** BEGIN DATA SECTION **

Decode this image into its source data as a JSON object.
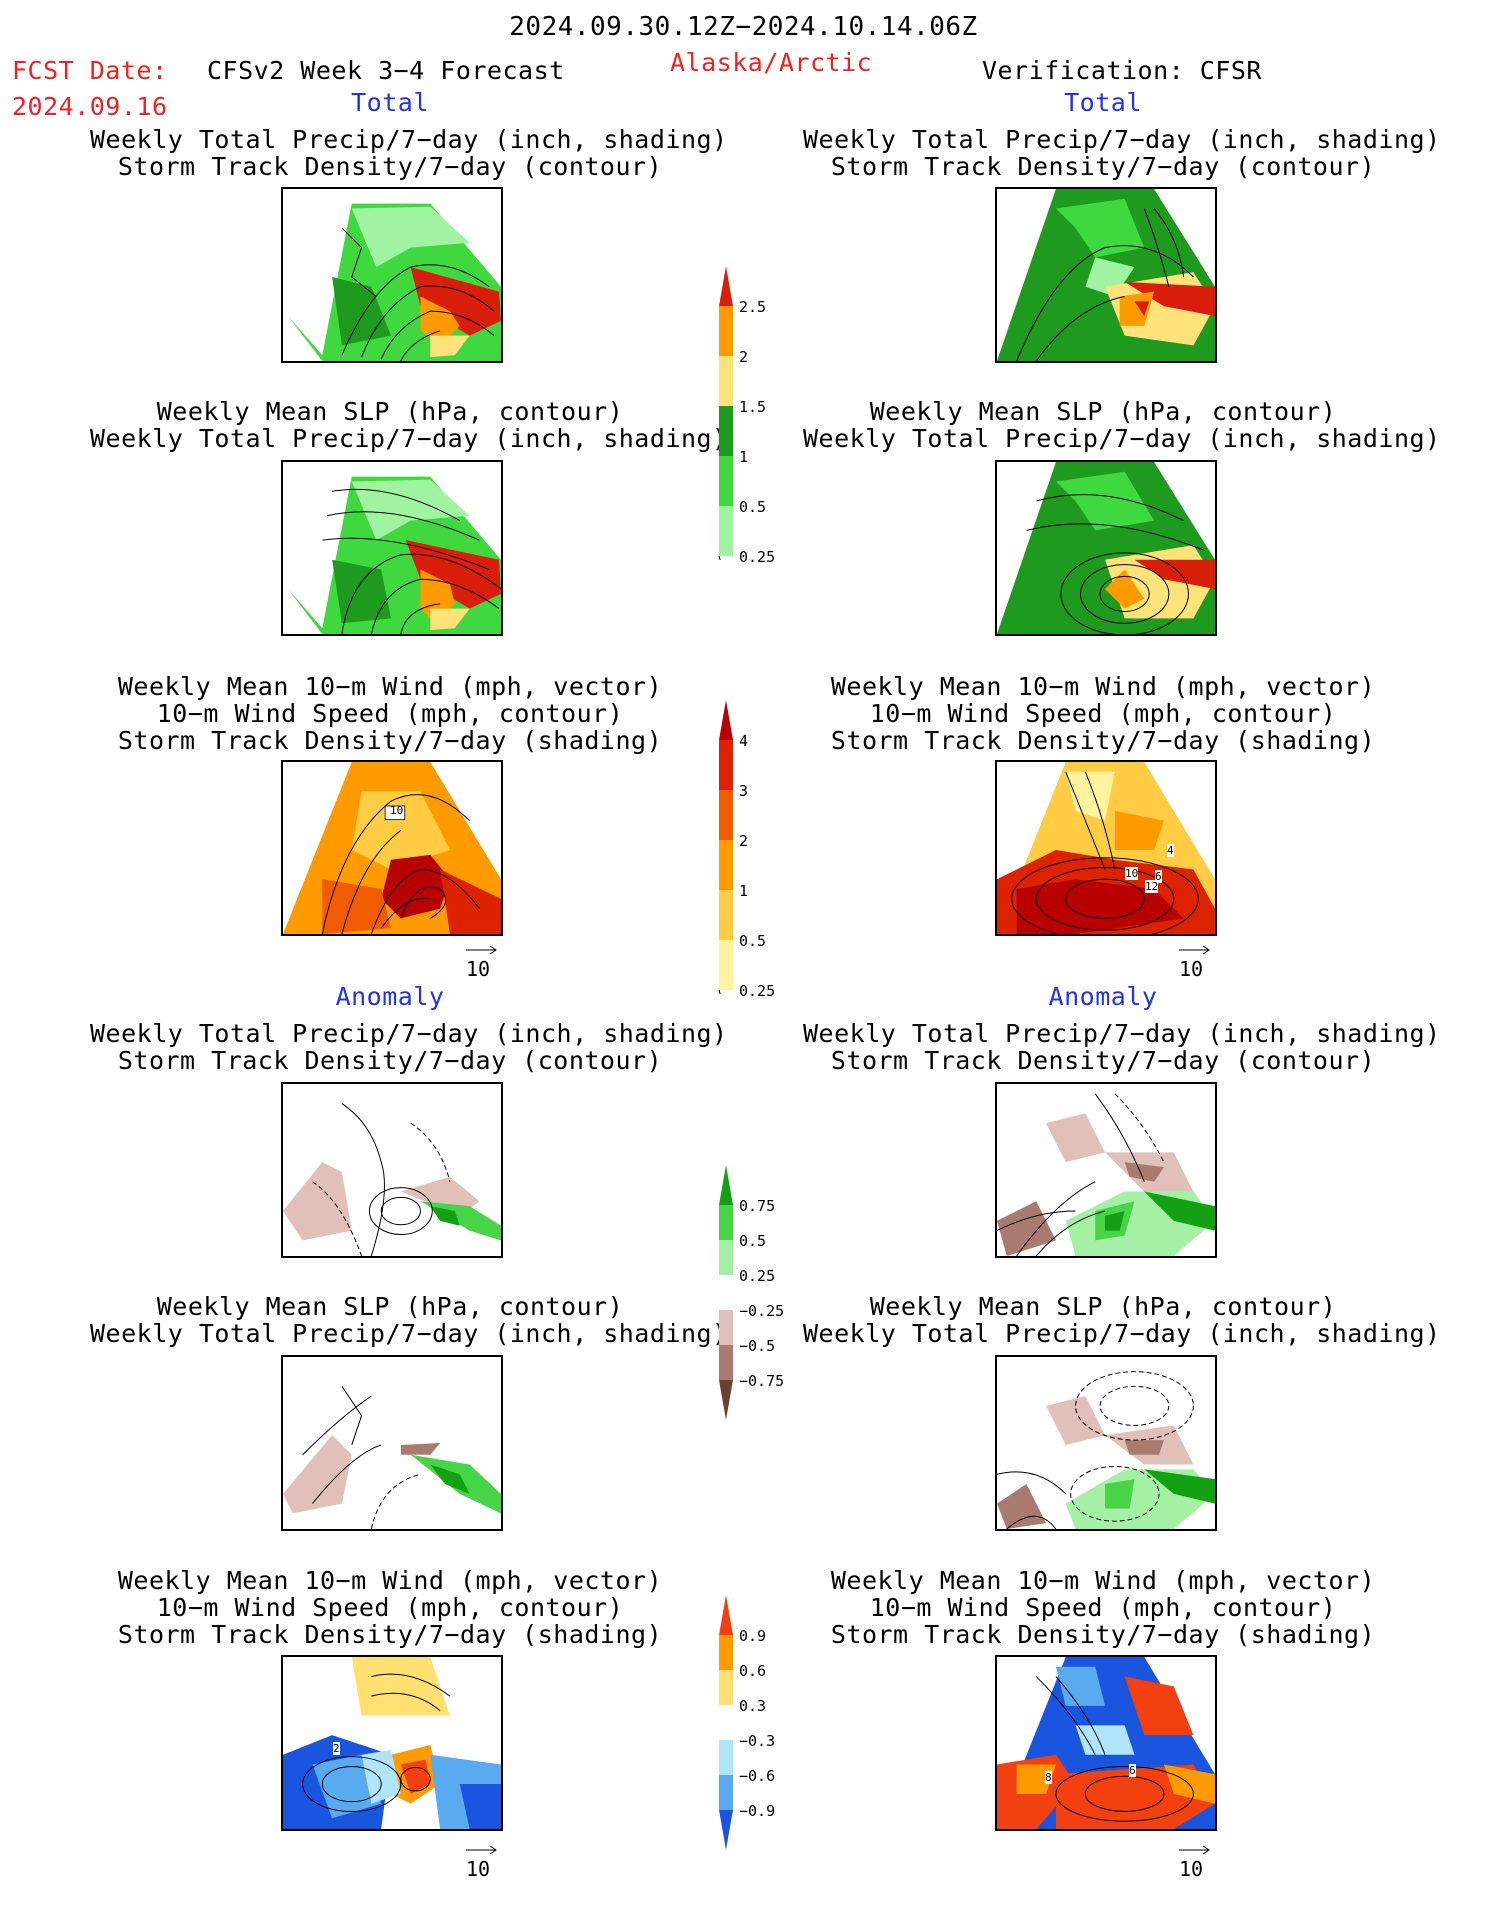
{
  "header": {
    "date_range": "2024.09.30.12Z−2024.10.14.06Z",
    "fcst_label": "FCST Date:",
    "fcst_date": "2024.09.16",
    "model": "CFSv2 Week 3−4 Forecast",
    "region": "Alaska/Arctic",
    "verification": "Verification: CFSR"
  },
  "sections": {
    "total_left": "Total",
    "total_right": "Total",
    "anomaly_left": "Anomaly",
    "anomaly_right": "Anomaly"
  },
  "panel_titles": {
    "precip_storm": [
      "Weekly Total Precip/7−day (inch, shading)",
      "Storm Track Density/7−day (contour)"
    ],
    "slp_precip": [
      "Weekly Mean SLP (hPa, contour)",
      "Weekly Total Precip/7−day (inch, shading)"
    ],
    "wind_storm": [
      "Weekly Mean 10−m Wind (mph, vector)",
      "10−m Wind Speed (mph, contour)",
      "Storm Track Density/7−day (shading)"
    ]
  },
  "colorbars": {
    "precip_total": {
      "labels": [
        "2.5",
        "2",
        "1.5",
        "1",
        "0.5",
        "0.25"
      ],
      "colors": [
        "#d91f0c",
        "#ff9a00",
        "#ffe27a",
        "#1e9a1e",
        "#3fd83f",
        "#a0f3a0"
      ]
    },
    "storm_total": {
      "labels": [
        "4",
        "3",
        "2",
        "1",
        "0.5",
        "0.25"
      ],
      "colors": [
        "#b80000",
        "#dd2200",
        "#f25c00",
        "#ff9a00",
        "#ffcc44",
        "#fff3a0"
      ]
    },
    "precip_anom": {
      "labels": [
        "0.75",
        "0.5",
        "0.25",
        "−0.25",
        "−0.5",
        "−0.75"
      ],
      "colors": [
        "#13a013",
        "#47d447",
        "#a4f0a4",
        "#ffffff",
        "#e0c0b8",
        "#a87a70",
        "#6a4030"
      ]
    },
    "storm_anom": {
      "labels": [
        "0.9",
        "0.6",
        "0.3",
        "−0.3",
        "−0.6",
        "−0.9"
      ],
      "colors": [
        "#f24010",
        "#ff9a00",
        "#ffe070",
        "#ffffff",
        "#b0e4f8",
        "#5aaaf0",
        "#1a55e0"
      ]
    }
  },
  "vector_ref": "10",
  "map_labels": {
    "wind_total_left": "10",
    "wind_total_right": [
      "4",
      "10",
      "6",
      "12"
    ],
    "wind_anom_left": "2",
    "wind_anom_right": [
      "8",
      "6"
    ]
  }
}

** END DATA SECTION **

TASK REQUIREMENTS —
Write out the records above once more, word for word, with no pictures.

WORKED SOLUTION —
Decode this image into its source data as a JSON object.
{
  "header": {
    "date_range": "2024.09.30.12Z−2024.10.14.06Z",
    "fcst_label": "FCST Date:",
    "fcst_date": "2024.09.16",
    "model": "CFSv2 Week 3−4 Forecast",
    "region": "Alaska/Arctic",
    "verification": "Verification: CFSR"
  },
  "sections": {
    "total_left": "Total",
    "total_right": "Total",
    "anomaly_left": "Anomaly",
    "anomaly_right": "Anomaly"
  },
  "panel_titles": {
    "precip_storm": [
      "Weekly Total Precip/7−day (inch, shading)",
      "Storm Track Density/7−day (contour)"
    ],
    "slp_precip": [
      "Weekly Mean SLP (hPa, contour)",
      "Weekly Total Precip/7−day (inch, shading)"
    ],
    "wind_storm": [
      "Weekly Mean 10−m Wind (mph, vector)",
      "10−m Wind Speed (mph, contour)",
      "Storm Track Density/7−day (shading)"
    ]
  },
  "colorbars": {
    "precip_total": {
      "labels": [
        "2.5",
        "2",
        "1.5",
        "1",
        "0.5",
        "0.25"
      ],
      "colors": [
        "#d91f0c",
        "#ff9a00",
        "#ffe27a",
        "#1e9a1e",
        "#3fd83f",
        "#a0f3a0"
      ]
    },
    "storm_total": {
      "labels": [
        "4",
        "3",
        "2",
        "1",
        "0.5",
        "0.25"
      ],
      "colors": [
        "#b80000",
        "#dd2200",
        "#f25c00",
        "#ff9a00",
        "#ffcc44",
        "#fff3a0"
      ]
    },
    "precip_anom": {
      "labels": [
        "0.75",
        "0.5",
        "0.25",
        "−0.25",
        "−0.5",
        "−0.75"
      ],
      "colors": [
        "#13a013",
        "#47d447",
        "#a4f0a4",
        "#ffffff",
        "#e0c0b8",
        "#a87a70",
        "#6a4030"
      ]
    },
    "storm_anom": {
      "labels": [
        "0.9",
        "0.6",
        "0.3",
        "−0.3",
        "−0.6",
        "−0.9"
      ],
      "colors": [
        "#f24010",
        "#ff9a00",
        "#ffe070",
        "#ffffff",
        "#b0e4f8",
        "#5aaaf0",
        "#1a55e0"
      ]
    }
  },
  "vector_ref": "10",
  "map_labels": {
    "wind_total_left": "10",
    "wind_total_right": [
      "4",
      "10",
      "6",
      "12"
    ],
    "wind_anom_left": "2",
    "wind_anom_right": [
      "8",
      "6"
    ]
  }
}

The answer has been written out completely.